Copy exactly the lines from the one containing "Give me the" through the last line of the records, both included, and nothing more.
◆ ◆ ◆
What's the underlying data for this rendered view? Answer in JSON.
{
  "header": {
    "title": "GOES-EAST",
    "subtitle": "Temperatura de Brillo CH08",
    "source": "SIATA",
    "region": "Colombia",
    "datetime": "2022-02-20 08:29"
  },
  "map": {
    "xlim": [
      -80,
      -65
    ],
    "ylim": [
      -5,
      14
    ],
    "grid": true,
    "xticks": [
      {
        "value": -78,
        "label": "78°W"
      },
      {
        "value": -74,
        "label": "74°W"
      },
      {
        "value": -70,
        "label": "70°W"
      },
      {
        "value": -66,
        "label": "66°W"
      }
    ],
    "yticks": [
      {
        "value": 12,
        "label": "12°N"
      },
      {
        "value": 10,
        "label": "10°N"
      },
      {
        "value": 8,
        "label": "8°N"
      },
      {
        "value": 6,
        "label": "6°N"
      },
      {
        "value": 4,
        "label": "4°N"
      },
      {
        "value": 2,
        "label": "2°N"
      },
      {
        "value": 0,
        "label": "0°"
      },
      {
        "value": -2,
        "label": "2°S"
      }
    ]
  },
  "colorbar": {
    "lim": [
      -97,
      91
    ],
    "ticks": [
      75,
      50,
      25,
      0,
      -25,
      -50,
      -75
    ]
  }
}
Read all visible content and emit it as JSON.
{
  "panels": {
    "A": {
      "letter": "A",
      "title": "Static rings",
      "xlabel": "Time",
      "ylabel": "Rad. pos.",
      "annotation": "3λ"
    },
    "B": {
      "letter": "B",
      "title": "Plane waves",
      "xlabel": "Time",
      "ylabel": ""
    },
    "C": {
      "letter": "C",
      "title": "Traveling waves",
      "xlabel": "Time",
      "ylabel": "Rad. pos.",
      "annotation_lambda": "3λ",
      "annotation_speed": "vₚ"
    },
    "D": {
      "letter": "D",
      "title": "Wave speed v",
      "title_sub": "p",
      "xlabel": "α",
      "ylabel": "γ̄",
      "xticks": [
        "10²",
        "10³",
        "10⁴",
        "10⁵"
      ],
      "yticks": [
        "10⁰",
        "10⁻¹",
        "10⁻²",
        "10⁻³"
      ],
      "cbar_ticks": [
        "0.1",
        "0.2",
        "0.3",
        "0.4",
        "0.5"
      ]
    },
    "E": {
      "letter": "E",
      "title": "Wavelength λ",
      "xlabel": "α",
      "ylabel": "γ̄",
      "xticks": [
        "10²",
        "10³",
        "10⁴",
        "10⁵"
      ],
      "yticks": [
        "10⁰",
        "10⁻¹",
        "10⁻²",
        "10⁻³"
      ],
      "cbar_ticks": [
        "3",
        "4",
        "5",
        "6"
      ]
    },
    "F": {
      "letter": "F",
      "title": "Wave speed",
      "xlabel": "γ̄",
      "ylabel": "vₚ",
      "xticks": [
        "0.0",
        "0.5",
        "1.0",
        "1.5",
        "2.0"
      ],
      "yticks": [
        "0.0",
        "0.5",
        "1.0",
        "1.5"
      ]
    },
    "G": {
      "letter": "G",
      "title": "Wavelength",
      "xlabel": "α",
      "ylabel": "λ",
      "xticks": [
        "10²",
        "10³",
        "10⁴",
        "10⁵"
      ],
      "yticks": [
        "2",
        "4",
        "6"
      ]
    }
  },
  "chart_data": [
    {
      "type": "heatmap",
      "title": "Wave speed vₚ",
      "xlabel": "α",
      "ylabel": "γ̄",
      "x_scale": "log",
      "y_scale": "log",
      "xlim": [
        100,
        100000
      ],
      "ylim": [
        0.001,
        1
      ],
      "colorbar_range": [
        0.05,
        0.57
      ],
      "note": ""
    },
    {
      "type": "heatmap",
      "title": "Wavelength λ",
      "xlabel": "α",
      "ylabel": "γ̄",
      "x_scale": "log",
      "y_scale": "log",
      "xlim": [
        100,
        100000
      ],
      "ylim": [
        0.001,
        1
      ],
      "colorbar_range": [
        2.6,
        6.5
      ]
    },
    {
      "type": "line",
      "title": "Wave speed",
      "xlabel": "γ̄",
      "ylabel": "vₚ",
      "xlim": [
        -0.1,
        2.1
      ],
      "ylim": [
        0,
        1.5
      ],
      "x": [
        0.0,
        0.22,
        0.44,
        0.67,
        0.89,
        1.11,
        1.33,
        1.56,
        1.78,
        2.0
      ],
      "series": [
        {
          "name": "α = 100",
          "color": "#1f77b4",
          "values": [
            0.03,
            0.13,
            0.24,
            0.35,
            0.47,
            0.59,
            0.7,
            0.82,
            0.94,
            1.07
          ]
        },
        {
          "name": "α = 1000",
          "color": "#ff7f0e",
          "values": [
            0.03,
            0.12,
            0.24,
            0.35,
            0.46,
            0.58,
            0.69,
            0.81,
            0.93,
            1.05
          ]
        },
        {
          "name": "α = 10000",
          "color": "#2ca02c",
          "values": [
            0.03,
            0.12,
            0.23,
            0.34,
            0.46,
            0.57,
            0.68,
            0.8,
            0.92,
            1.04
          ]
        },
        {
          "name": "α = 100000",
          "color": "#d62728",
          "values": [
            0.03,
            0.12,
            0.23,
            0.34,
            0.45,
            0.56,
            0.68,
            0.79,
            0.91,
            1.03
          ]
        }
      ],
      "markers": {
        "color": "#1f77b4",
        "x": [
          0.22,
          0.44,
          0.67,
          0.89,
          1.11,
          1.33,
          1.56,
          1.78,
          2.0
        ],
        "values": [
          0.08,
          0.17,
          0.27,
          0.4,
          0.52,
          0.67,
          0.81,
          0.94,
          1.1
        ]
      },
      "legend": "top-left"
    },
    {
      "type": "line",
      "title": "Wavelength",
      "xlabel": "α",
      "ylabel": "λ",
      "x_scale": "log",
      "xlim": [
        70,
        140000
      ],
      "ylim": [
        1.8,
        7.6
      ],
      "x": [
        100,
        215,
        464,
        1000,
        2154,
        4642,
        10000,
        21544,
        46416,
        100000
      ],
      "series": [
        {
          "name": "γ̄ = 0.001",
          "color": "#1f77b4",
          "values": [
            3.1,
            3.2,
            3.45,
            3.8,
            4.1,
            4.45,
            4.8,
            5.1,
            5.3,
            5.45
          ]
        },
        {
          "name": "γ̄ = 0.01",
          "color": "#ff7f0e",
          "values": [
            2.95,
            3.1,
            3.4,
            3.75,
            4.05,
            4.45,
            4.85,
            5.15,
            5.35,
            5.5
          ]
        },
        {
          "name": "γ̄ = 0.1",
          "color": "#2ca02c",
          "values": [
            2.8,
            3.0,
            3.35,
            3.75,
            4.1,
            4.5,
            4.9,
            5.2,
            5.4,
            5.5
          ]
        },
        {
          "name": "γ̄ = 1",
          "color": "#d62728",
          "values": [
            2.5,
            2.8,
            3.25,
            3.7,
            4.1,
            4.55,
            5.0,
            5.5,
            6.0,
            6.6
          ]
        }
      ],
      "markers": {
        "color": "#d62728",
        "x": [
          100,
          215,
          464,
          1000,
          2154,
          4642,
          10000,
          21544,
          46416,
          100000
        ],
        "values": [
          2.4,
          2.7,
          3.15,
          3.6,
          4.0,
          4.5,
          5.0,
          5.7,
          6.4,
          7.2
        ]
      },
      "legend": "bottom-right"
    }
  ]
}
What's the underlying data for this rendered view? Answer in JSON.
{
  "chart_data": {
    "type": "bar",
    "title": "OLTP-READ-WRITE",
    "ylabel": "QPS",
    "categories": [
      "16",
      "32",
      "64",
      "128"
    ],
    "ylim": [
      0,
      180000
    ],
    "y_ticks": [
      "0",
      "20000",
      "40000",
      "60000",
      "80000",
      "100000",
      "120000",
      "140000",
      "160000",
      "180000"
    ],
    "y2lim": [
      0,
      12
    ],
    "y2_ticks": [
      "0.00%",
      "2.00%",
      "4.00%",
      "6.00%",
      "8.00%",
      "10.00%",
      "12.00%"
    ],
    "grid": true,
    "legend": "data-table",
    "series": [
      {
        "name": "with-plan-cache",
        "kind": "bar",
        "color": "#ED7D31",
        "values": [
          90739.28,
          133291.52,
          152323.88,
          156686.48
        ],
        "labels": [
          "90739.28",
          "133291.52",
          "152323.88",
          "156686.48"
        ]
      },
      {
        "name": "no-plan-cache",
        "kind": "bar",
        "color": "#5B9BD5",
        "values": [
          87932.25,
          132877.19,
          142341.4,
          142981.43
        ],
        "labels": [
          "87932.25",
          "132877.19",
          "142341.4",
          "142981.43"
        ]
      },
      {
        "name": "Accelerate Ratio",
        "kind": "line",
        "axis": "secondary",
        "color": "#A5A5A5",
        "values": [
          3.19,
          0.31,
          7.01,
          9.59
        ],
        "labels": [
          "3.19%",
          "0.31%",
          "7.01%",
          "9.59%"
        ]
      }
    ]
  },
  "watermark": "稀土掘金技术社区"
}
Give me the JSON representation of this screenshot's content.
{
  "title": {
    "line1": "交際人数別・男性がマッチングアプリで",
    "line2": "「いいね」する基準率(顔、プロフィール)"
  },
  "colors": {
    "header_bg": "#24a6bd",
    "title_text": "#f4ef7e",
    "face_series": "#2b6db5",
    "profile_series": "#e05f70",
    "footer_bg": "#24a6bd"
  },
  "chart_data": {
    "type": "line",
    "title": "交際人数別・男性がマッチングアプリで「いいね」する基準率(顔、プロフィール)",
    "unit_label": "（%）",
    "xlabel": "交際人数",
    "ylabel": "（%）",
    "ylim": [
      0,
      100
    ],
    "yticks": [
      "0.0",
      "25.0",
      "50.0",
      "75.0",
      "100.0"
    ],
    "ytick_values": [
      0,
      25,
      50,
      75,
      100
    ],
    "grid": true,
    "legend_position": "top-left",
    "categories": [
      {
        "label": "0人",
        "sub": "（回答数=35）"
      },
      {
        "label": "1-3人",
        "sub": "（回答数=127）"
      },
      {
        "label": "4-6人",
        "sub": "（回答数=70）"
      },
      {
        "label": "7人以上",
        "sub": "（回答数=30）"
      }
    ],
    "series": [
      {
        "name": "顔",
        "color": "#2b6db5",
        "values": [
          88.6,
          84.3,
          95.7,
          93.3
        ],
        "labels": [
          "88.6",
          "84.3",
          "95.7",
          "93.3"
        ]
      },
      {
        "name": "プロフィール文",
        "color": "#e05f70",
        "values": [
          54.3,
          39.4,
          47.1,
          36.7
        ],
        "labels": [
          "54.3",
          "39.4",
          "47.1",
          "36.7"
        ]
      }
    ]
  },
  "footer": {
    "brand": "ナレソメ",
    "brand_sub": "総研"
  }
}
◆ ◆ ◆
Correct output:
Give me the JSON representation of this screenshot's content.
{
  "title": {
    "line1": "交際人数別・男性がマッチングアプリで",
    "line2": "「いいね」する基準率(顔、プロフィール)"
  },
  "colors": {
    "header_bg": "#24a6bd",
    "title_text": "#f4ef7e",
    "face_series": "#2b6db5",
    "profile_series": "#e05f70",
    "footer_bg": "#24a6bd"
  },
  "chart_data": {
    "type": "line",
    "title": "交際人数別・男性がマッチングアプリで「いいね」する基準率(顔、プロフィール)",
    "unit_label": "（%）",
    "xlabel": "交際人数",
    "ylabel": "（%）",
    "ylim": [
      0,
      100
    ],
    "yticks": [
      "0.0",
      "25.0",
      "50.0",
      "75.0",
      "100.0"
    ],
    "ytick_values": [
      0,
      25,
      50,
      75,
      100
    ],
    "grid": true,
    "legend_position": "top-left",
    "categories": [
      {
        "label": "0人",
        "sub": "（回答数=35）"
      },
      {
        "label": "1-3人",
        "sub": "（回答数=127）"
      },
      {
        "label": "4-6人",
        "sub": "（回答数=70）"
      },
      {
        "label": "7人以上",
        "sub": "（回答数=30）"
      }
    ],
    "series": [
      {
        "name": "顔",
        "color": "#2b6db5",
        "values": [
          88.6,
          84.3,
          95.7,
          93.3
        ],
        "labels": [
          "88.6",
          "84.3",
          "95.7",
          "93.3"
        ]
      },
      {
        "name": "プロフィール文",
        "color": "#e05f70",
        "values": [
          54.3,
          39.4,
          47.1,
          36.7
        ],
        "labels": [
          "54.3",
          "39.4",
          "47.1",
          "36.7"
        ]
      }
    ]
  },
  "footer": {
    "brand": "ナレソメ",
    "brand_sub": "総研"
  }
}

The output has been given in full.